WHAT IS REQUIRED
In the entries that follow, how many lines hold the string "while"? Give only that number.

[Records]
........

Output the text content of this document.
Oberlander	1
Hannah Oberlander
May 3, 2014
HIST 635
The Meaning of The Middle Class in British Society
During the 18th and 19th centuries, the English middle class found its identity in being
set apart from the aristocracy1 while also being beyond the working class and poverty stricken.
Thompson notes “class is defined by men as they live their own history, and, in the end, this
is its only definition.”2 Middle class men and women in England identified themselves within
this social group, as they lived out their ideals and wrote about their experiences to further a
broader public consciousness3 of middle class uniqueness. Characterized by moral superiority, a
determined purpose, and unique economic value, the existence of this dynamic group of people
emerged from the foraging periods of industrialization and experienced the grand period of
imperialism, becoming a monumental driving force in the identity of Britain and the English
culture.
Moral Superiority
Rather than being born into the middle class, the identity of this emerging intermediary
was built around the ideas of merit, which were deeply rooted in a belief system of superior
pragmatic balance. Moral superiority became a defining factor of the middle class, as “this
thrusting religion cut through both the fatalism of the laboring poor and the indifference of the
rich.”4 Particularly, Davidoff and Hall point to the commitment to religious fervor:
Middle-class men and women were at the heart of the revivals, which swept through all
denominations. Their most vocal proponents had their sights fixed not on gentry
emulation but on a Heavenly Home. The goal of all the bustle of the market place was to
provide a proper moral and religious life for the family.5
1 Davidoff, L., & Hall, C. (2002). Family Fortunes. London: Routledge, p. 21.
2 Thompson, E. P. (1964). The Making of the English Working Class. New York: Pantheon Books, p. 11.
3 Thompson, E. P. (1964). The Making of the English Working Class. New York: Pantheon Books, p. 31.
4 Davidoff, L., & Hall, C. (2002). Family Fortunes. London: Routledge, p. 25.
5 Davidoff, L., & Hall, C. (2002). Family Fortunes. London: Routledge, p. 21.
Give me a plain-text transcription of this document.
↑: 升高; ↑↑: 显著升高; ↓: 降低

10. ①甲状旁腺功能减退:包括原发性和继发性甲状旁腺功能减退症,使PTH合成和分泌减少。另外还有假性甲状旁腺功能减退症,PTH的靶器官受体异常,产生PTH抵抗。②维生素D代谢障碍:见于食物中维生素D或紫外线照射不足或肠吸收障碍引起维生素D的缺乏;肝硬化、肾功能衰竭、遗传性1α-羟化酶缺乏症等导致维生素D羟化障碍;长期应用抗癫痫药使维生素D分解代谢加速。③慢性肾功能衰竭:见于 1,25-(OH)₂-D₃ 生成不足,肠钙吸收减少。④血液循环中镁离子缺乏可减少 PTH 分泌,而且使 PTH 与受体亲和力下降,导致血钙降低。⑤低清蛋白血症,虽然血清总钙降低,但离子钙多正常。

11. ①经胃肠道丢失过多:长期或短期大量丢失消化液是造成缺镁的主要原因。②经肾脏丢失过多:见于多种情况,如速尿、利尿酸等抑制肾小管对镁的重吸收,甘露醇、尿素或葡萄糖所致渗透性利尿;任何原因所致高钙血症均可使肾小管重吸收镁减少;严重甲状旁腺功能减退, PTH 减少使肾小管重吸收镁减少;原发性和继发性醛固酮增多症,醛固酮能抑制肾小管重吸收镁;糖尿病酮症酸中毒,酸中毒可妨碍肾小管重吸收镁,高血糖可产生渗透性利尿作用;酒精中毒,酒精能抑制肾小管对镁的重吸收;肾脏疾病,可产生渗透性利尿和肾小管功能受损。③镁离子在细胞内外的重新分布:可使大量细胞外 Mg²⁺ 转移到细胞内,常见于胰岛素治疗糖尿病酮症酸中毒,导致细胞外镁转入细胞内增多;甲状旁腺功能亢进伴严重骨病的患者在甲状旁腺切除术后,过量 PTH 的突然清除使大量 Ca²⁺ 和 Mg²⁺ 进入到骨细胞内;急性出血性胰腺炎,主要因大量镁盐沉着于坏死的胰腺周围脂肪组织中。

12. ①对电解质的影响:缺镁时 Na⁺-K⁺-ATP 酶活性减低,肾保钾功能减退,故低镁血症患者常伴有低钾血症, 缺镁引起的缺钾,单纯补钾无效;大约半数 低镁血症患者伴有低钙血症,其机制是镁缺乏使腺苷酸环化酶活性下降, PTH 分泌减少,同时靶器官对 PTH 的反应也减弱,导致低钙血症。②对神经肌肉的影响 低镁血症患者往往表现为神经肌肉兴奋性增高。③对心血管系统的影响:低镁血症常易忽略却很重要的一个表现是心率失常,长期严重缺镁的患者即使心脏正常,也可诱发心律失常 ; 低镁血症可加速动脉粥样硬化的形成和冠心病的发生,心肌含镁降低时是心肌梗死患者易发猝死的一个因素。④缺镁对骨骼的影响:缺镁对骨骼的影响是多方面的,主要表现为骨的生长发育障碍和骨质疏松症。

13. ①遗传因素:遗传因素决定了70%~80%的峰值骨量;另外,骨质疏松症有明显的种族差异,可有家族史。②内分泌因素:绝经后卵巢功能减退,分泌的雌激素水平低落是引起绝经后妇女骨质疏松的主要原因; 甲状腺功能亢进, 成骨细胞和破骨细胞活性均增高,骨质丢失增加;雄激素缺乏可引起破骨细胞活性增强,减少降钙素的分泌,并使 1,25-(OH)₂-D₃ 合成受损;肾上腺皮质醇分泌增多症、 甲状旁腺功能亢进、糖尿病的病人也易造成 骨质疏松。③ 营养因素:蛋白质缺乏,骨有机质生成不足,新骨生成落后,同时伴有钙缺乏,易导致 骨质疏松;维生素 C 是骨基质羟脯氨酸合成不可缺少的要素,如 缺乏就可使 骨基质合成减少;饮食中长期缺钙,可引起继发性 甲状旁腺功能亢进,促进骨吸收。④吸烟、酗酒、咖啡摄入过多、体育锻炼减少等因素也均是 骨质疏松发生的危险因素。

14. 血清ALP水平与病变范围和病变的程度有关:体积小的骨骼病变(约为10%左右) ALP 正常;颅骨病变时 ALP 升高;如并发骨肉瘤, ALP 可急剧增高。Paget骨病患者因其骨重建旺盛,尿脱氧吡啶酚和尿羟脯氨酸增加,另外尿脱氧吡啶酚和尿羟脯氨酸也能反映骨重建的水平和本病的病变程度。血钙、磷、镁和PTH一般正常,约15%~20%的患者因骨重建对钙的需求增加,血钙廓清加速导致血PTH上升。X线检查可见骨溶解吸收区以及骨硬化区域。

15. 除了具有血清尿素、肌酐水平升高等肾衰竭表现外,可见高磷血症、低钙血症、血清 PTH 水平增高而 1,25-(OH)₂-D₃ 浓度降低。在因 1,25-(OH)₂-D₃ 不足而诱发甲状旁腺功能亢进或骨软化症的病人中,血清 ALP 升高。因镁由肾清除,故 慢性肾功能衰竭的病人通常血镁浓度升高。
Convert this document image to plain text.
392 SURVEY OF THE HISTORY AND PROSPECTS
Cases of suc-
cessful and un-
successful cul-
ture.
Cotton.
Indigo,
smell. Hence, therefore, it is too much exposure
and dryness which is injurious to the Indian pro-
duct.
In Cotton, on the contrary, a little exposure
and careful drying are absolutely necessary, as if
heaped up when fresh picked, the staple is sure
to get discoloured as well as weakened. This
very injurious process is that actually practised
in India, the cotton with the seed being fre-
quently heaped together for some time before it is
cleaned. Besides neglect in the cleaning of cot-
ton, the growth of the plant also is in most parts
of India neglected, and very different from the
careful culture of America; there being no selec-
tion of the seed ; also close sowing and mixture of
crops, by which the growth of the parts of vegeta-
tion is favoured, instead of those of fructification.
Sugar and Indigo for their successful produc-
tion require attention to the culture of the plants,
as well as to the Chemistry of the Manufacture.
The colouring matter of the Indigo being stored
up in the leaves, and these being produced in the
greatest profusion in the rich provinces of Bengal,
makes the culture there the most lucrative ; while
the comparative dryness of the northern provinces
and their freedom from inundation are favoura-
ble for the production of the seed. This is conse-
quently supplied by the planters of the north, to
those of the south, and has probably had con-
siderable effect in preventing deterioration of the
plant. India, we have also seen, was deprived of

........

ANSWER BELOW
2